**Excerpted records:**
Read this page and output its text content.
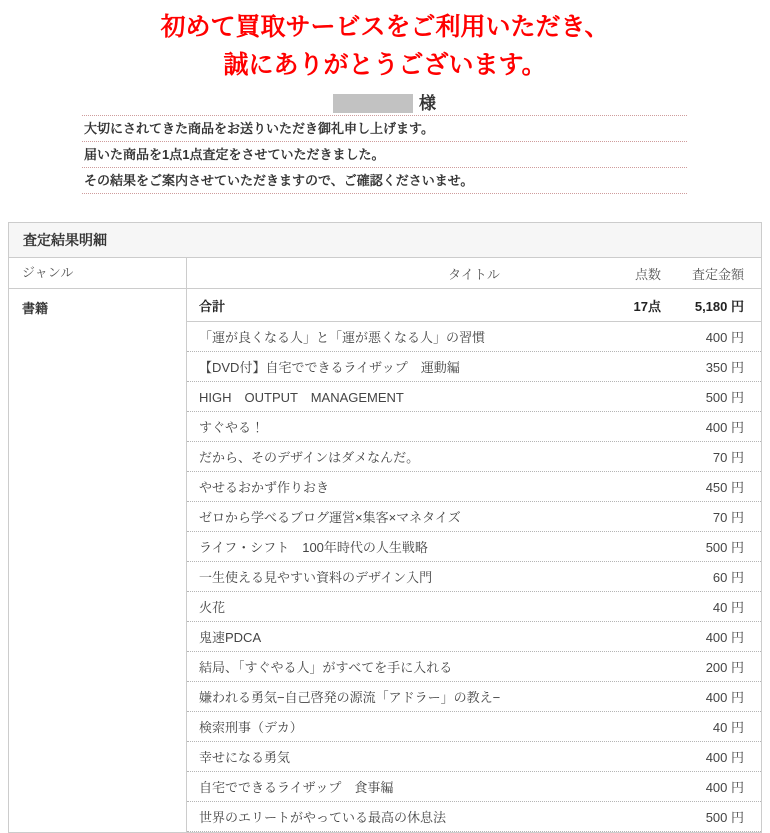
初めて買取サービスをご利用いただき、
誠にありがとうございます。
様
大切にされてきた商品をお送りいただき御礼申し上げます。
届いた商品を1点1点査定をさせていただきました。
その結果をご案内させていただきますので、ご確認くださいませ。
査定結果明細
ジャンル	タイトル	点数	査定金額
書籍	合計	17点	5,180 円
「運が良くなる人」と「運が悪くなる人」の習慣	400 円
【DVD付】自宅でできるライザップ　運動編	350 円
HIGH　OUTPUT　MANAGEMENT	500 円
すぐやる！	400 円
だから、そのデザインはダメなんだ。	70 円
やせるおかず作りおき	450 円
ゼロから学べるブログ運営×集客×マネタイズ	70 円
ライフ・シフト　100年時代の人生戦略	500 円
一生使える見やすい資料のデザイン入門	60 円
火花	40 円
鬼速PDCA	400 円
結局、「すぐやる人」がすべてを手に入れる	200 円
嫌われる勇気−自己啓発の源流「アドラー」の教え−	400 円
検索刑事（デカ）	40 円
幸せになる勇気	400 円
自宅でできるライザップ　食事編	400 円
世界のエリートがやっている最高の休息法	500 円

**Objective:** Without including any pictures, reproduce the listing exactly.

**Result:**
Read this page and output its text content.
初めて買取サービスをご利用いただき、
誠にありがとうございます。
様
大切にされてきた商品をお送りいただき御礼申し上げます。
届いた商品を1点1点査定をさせていただきました。
その結果をご案内させていただきますので、ご確認くださいませ。
査定結果明細
ジャンル	タイトル	点数	査定金額
書籍	合計	17点	5,180 円
「運が良くなる人」と「運が悪くなる人」の習慣	400 円
【DVD付】自宅でできるライザップ　運動編	350 円
HIGH　OUTPUT　MANAGEMENT	500 円
すぐやる！	400 円
だから、そのデザインはダメなんだ。	70 円
やせるおかず作りおき	450 円
ゼロから学べるブログ運営×集客×マネタイズ	70 円
ライフ・シフト　100年時代の人生戦略	500 円
一生使える見やすい資料のデザイン入門	60 円
火花	40 円
鬼速PDCA	400 円
結局、「すぐやる人」がすべてを手に入れる	200 円
嫌われる勇気−自己啓発の源流「アドラー」の教え−	400 円
検索刑事（デカ）	40 円
幸せになる勇気	400 円
自宅でできるライザップ　食事編	400 円
世界のエリートがやっている最高の休息法	500 円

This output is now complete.